• TASK REQUIREMENTS: Collect each line holding the string "информацию".

• SUPPLIED INFORMATION:

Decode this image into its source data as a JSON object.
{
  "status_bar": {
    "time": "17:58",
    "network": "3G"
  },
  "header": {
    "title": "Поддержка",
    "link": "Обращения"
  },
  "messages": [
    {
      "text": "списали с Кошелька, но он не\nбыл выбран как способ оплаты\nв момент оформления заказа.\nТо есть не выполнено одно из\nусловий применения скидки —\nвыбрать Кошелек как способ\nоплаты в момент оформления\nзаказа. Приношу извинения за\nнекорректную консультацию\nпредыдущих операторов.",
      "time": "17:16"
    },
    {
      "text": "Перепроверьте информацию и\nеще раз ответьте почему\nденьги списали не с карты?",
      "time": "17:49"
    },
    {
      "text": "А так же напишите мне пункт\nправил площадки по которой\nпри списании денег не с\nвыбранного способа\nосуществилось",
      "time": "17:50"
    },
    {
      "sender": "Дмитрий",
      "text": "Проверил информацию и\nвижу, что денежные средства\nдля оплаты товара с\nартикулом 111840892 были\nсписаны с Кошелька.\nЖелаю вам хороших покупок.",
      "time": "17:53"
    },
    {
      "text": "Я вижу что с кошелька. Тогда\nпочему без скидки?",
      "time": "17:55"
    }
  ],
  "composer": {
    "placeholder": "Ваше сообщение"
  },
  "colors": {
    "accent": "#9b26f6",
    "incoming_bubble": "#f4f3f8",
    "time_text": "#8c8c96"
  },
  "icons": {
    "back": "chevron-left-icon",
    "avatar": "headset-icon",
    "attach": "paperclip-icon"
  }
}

• EXERCISE ANSWER:
      "text": "Перепроверьте информацию и\nеще раз ответьте почему\nденьги списали не с карты?",
      "text": "Проверил информацию и\nвижу, что денежные средства\nдля оплаты товара с\nартикулом 111840892 были\nсписаны с Кошелька.\nЖелаю вам хороших покупок.",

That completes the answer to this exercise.